>> begin Entries

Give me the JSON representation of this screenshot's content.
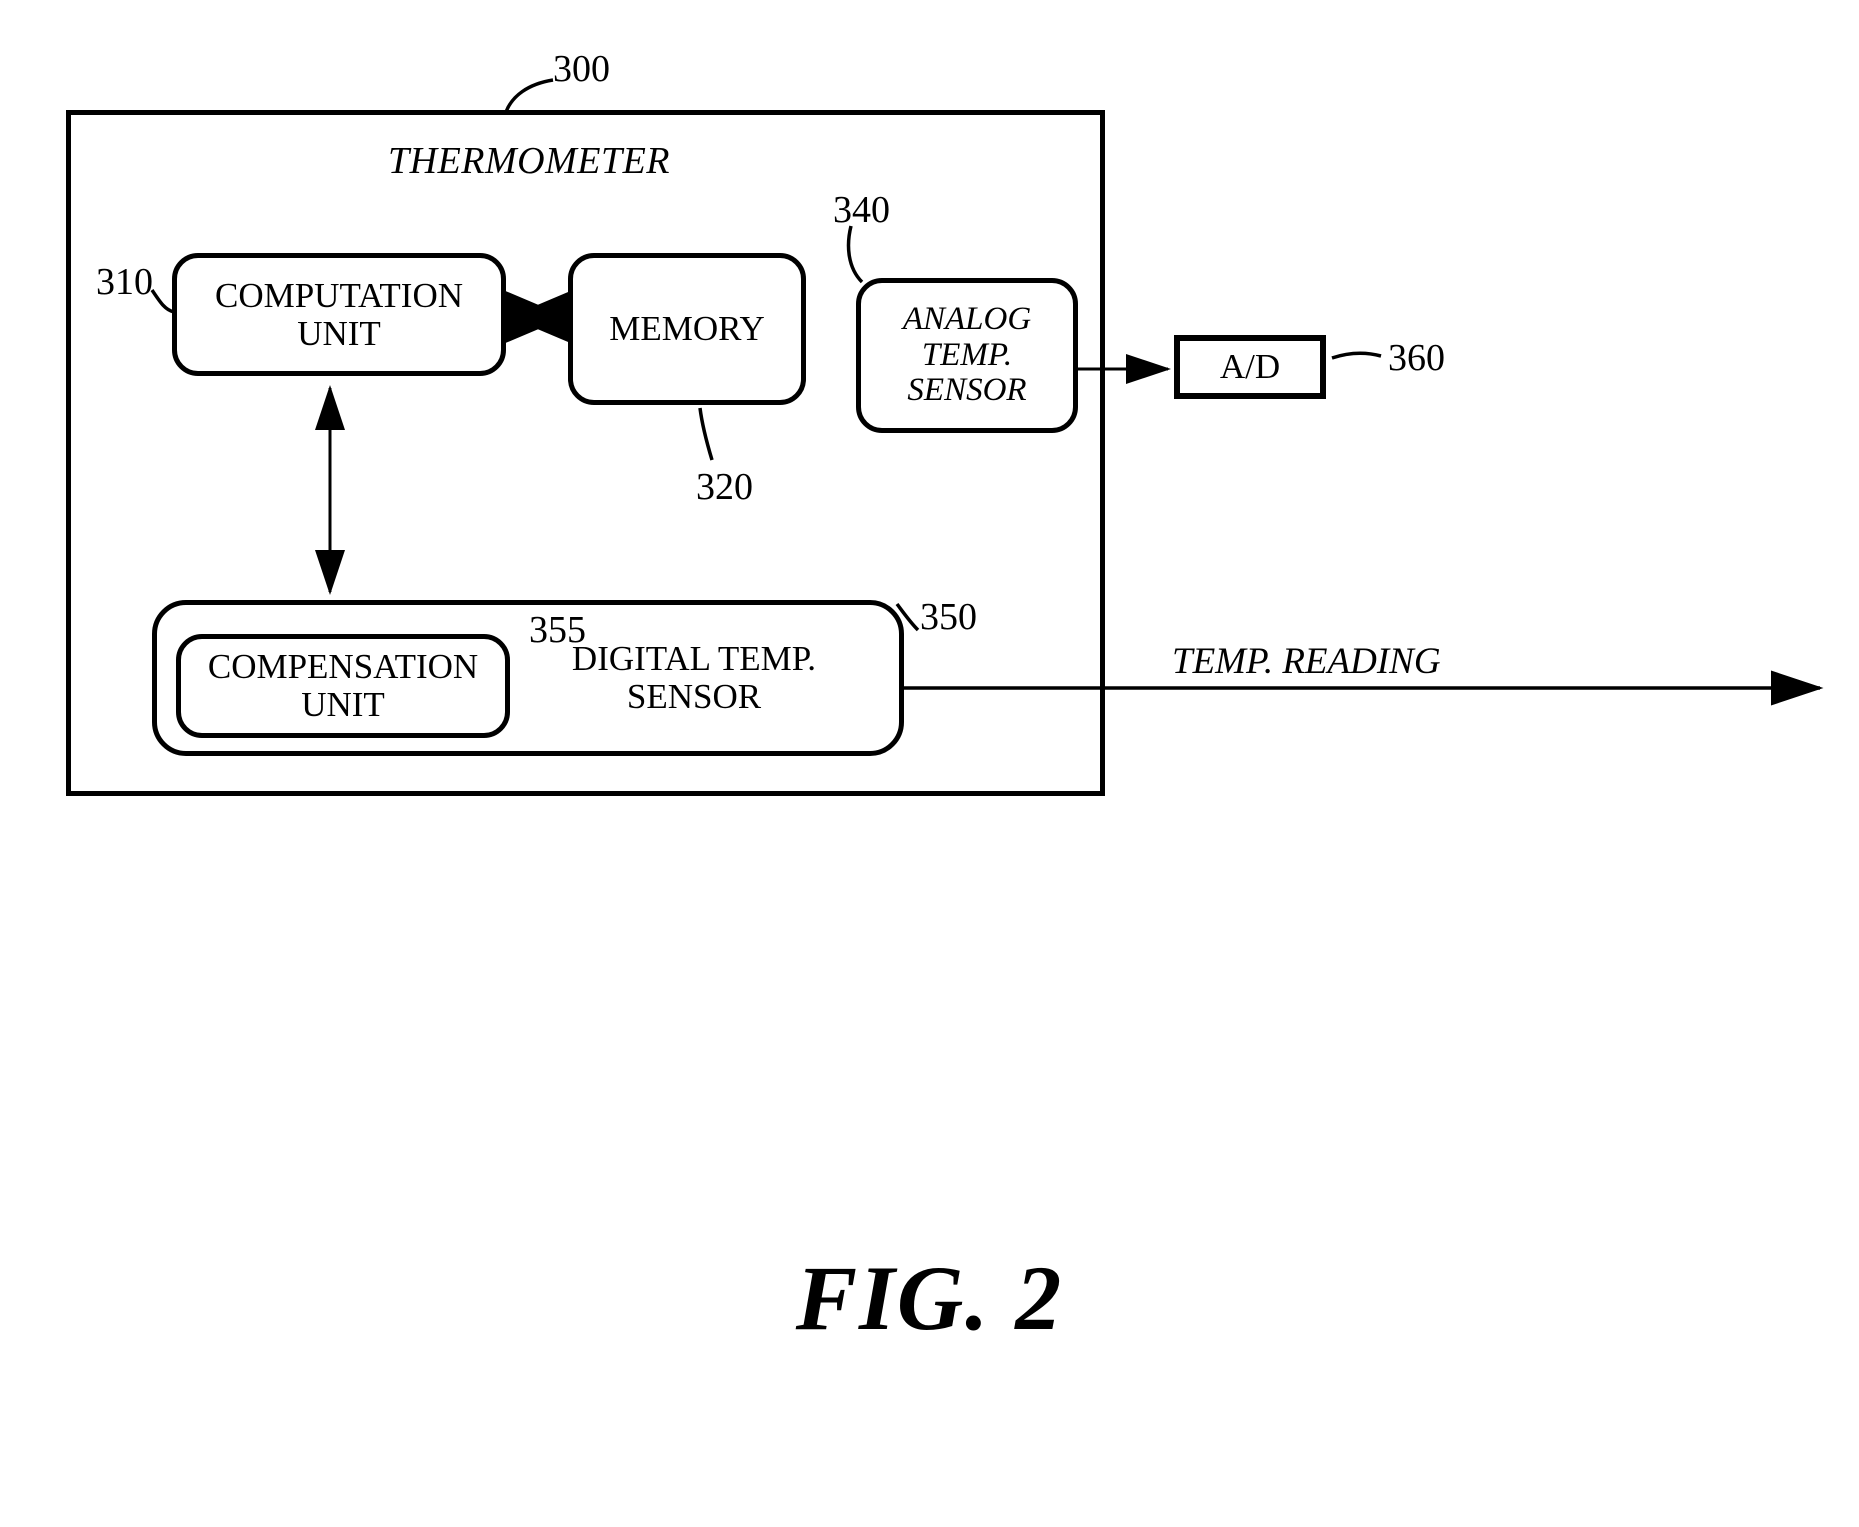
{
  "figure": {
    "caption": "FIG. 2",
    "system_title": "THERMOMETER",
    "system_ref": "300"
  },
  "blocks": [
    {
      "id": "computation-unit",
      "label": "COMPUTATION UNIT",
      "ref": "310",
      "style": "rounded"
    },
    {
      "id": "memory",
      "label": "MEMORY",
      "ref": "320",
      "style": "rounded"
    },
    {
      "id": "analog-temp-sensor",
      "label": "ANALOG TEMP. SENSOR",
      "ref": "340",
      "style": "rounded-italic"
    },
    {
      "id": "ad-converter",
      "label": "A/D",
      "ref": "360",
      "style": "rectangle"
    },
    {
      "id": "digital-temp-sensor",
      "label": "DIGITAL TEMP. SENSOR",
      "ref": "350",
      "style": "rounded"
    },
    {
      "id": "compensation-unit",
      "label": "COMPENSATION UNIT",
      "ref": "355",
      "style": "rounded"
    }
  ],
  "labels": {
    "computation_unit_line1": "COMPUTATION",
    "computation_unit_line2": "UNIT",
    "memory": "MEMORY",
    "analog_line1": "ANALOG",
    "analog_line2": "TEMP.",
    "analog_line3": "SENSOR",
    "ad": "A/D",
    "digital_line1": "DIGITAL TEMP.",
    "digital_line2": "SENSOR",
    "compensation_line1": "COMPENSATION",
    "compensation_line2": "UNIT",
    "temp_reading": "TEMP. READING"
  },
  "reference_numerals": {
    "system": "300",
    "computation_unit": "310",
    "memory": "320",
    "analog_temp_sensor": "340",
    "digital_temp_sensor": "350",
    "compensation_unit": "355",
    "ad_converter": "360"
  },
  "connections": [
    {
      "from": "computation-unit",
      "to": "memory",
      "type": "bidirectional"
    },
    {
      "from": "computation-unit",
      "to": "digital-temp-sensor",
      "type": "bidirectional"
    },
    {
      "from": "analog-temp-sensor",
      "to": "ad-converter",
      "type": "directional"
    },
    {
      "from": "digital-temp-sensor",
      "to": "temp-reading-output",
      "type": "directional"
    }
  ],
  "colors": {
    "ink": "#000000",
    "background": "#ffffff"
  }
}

>> end Entries
>> begin Entries

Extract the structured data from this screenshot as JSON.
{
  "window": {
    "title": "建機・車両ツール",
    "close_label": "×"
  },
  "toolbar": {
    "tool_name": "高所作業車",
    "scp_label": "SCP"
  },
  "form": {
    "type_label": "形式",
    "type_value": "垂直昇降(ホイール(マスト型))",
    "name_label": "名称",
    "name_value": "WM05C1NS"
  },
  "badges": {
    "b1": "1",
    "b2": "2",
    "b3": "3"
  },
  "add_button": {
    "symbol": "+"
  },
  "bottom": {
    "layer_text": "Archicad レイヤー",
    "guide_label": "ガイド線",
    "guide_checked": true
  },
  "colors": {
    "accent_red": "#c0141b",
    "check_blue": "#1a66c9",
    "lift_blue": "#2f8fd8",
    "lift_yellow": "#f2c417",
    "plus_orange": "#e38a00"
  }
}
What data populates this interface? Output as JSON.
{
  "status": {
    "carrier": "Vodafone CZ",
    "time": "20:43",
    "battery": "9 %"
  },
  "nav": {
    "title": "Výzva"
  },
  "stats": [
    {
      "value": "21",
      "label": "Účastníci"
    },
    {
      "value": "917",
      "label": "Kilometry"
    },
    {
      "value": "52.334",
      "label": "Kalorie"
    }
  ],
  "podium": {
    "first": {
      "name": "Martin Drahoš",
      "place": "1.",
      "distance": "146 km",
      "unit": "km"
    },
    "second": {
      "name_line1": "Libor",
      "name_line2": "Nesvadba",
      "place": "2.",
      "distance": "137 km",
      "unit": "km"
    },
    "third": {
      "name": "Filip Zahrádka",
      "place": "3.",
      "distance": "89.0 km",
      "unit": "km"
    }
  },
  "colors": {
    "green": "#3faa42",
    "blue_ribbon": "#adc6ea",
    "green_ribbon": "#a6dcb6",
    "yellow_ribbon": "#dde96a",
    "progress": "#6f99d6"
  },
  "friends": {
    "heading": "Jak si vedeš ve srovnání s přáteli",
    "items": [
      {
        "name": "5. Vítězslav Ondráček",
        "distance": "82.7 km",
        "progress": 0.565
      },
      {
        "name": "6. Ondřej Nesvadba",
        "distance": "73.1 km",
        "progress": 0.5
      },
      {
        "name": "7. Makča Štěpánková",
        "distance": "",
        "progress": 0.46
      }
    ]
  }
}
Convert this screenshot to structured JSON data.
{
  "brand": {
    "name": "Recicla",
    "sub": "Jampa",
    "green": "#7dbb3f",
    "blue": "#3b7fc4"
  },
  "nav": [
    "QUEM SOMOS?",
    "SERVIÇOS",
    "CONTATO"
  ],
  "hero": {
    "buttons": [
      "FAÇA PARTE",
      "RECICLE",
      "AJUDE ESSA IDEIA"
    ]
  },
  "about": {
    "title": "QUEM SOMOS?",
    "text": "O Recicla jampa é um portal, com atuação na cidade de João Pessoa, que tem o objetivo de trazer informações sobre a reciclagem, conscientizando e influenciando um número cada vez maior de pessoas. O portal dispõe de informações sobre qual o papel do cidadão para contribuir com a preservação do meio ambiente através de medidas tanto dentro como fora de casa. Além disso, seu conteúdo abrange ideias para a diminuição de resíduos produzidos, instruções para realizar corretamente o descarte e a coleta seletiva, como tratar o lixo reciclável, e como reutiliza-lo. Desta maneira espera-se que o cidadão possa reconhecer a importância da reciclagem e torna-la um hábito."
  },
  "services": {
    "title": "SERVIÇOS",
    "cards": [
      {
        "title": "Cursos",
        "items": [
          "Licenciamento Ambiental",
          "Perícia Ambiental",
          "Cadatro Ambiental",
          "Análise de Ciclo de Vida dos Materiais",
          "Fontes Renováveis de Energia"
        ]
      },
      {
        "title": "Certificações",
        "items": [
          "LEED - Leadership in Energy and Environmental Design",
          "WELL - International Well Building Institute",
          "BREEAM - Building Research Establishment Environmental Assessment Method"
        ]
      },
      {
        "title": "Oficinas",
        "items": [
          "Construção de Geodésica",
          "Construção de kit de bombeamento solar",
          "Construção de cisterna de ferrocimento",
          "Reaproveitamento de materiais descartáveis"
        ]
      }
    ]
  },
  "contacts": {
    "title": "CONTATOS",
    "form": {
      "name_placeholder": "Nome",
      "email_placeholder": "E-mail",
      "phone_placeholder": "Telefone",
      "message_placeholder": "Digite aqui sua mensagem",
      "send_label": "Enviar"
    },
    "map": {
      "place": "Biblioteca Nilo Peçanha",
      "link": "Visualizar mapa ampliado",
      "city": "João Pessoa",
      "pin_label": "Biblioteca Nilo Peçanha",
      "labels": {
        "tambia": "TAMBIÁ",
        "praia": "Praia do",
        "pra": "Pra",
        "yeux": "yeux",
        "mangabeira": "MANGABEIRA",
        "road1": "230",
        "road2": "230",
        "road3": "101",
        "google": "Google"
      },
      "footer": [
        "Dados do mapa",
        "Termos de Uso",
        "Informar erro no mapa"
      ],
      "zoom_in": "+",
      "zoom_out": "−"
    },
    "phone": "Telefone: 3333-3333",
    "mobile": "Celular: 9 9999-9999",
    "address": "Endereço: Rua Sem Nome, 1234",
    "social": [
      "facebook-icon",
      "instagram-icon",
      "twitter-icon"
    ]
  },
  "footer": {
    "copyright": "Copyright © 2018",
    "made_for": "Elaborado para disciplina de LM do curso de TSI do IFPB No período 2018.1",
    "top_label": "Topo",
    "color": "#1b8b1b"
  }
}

>> end Entries
>> begin Entries

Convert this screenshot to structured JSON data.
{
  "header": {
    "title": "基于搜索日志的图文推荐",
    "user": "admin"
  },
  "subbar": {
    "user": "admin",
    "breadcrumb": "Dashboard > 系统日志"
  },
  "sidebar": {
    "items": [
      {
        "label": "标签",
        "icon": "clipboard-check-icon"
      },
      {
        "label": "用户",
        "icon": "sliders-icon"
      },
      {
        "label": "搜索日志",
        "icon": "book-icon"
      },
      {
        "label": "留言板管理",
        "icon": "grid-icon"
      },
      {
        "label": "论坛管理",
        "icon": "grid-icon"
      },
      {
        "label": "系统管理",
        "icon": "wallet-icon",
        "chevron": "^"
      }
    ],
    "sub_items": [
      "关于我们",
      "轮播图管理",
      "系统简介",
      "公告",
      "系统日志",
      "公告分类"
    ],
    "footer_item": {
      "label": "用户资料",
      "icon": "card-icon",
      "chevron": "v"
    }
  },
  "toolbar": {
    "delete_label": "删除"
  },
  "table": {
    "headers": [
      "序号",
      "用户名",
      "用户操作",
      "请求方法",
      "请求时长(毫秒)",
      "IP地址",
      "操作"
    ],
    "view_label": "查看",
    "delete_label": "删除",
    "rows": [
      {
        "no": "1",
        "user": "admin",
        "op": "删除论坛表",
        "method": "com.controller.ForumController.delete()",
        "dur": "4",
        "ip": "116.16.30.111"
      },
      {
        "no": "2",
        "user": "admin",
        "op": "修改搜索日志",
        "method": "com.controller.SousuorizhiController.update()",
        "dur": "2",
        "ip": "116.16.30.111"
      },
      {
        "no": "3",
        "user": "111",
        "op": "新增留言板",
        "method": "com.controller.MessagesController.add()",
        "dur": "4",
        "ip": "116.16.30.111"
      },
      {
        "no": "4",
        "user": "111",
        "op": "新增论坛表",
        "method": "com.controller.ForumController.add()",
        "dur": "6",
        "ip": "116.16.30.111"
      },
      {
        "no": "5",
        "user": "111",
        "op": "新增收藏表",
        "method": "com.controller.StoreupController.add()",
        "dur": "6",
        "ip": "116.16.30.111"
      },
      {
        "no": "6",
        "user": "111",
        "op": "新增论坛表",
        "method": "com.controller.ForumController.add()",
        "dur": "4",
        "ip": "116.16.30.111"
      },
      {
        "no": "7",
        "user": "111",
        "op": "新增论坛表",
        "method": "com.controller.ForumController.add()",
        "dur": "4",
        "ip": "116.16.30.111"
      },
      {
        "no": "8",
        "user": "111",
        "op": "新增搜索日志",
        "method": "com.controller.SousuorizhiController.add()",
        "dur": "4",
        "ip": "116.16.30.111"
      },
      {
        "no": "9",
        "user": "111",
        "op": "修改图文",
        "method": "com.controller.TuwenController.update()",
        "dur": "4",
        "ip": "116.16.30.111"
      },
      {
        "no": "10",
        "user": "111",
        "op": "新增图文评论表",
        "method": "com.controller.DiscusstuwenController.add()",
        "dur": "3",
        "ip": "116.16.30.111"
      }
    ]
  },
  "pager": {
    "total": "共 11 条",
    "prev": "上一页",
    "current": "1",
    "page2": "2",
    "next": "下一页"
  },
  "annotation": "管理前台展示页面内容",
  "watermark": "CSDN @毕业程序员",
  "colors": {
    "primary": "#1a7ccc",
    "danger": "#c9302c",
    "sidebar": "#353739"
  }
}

>> end Entries

**Task objective**. Take every line above carrying "admin" and return it.

**Result of the exercise**.
    "user": "admin"
    "user": "admin",
        "user": "admin",
        "user": "admin",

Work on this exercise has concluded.